Data excerpts:
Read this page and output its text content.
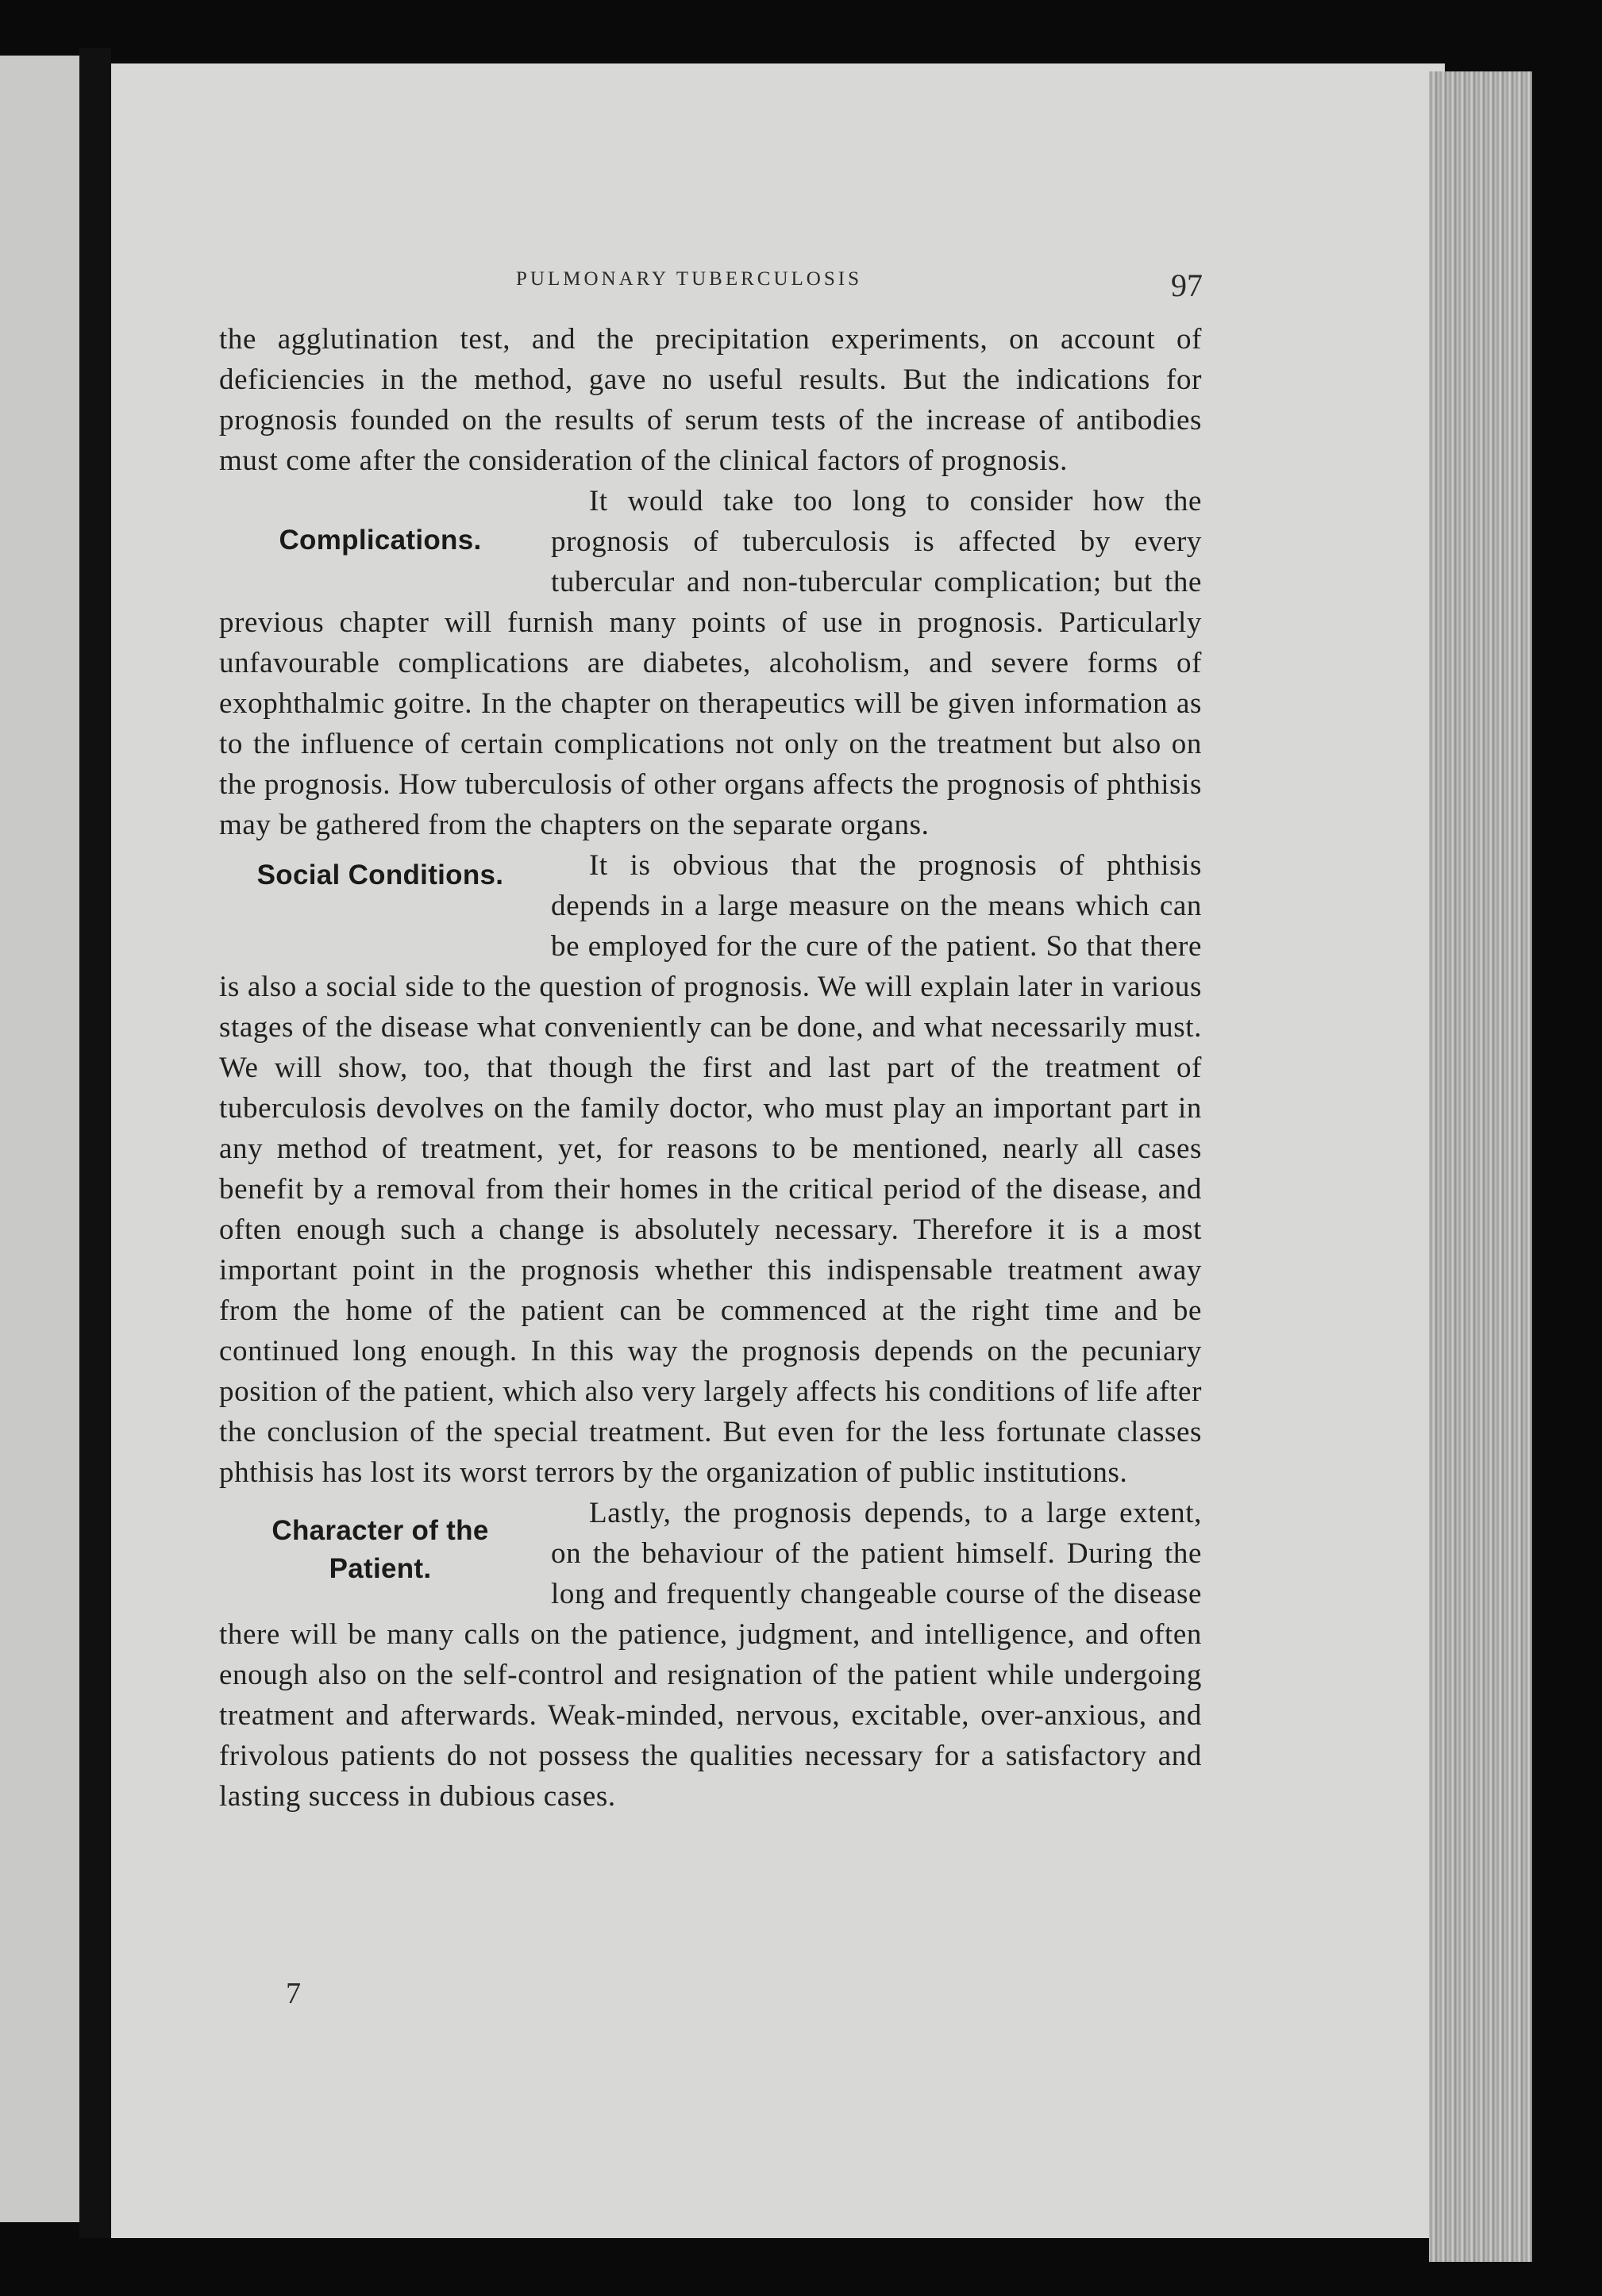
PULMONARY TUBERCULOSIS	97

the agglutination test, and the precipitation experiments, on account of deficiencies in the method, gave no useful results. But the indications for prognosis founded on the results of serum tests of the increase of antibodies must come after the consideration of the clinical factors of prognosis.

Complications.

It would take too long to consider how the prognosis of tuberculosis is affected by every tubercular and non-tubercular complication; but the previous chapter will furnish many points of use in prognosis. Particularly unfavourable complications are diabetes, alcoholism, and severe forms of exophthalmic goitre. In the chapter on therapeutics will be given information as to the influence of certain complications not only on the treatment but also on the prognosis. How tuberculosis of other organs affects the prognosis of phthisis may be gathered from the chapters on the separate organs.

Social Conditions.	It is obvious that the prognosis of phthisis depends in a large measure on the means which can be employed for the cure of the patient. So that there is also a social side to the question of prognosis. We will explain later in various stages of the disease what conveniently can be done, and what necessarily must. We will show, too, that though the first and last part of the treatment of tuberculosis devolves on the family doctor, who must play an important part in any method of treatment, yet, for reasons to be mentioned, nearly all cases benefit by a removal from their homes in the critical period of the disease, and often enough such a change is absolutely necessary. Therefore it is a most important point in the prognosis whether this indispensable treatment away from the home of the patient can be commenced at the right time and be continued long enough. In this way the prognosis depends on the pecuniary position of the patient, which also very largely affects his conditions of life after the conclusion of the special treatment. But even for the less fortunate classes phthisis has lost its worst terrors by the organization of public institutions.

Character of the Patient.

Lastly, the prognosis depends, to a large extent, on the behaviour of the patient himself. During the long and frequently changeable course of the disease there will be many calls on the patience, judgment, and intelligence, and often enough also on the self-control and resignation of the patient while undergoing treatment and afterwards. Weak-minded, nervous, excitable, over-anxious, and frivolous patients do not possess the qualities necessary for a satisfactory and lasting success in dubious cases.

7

● Directions: Please print the data above in its entirety, exactly, but without any picture.

● Answer box:
Read this page and output its text content.
PULMONARY TUBERCULOSIS	97

the agglutination test, and the precipitation experiments, on account of deficiencies in the method, gave no useful results. But the indications for prognosis founded on the results of serum tests of the increase of antibodies must come after the consideration of the clinical factors of prognosis.

Complications.

It would take too long to consider how the prognosis of tuberculosis is affected by every tubercular and non-tubercular complication; but the previous chapter will furnish many points of use in prognosis. Particularly unfavourable complications are diabetes, alcoholism, and severe forms of exophthalmic goitre. In the chapter on therapeutics will be given information as to the influence of certain complications not only on the treatment but also on the prognosis. How tuberculosis of other organs affects the prognosis of phthisis may be gathered from the chapters on the separate organs.

Social Conditions.	It is obvious that the prognosis of phthisis depends in a large measure on the means which can be employed for the cure of the patient. So that there is also a social side to the question of prognosis. We will explain later in various stages of the disease what conveniently can be done, and what necessarily must. We will show, too, that though the first and last part of the treatment of tuberculosis devolves on the family doctor, who must play an important part in any method of treatment, yet, for reasons to be mentioned, nearly all cases benefit by a removal from their homes in the critical period of the disease, and often enough such a change is absolutely necessary. Therefore it is a most important point in the prognosis whether this indispensable treatment away from the home of the patient can be commenced at the right time and be continued long enough. In this way the prognosis depends on the pecuniary position of the patient, which also very largely affects his conditions of life after the conclusion of the special treatment. But even for the less fortunate classes phthisis has lost its worst terrors by the organization of public institutions.

Character of the Patient.

Lastly, the prognosis depends, to a large extent, on the behaviour of the patient himself. During the long and frequently changeable course of the disease there will be many calls on the patience, judgment, and intelligence, and often enough also on the self-control and resignation of the patient while undergoing treatment and afterwards. Weak-minded, nervous, excitable, over-anxious, and frivolous patients do not possess the qualities necessary for a satisfactory and lasting success in dubious cases.

7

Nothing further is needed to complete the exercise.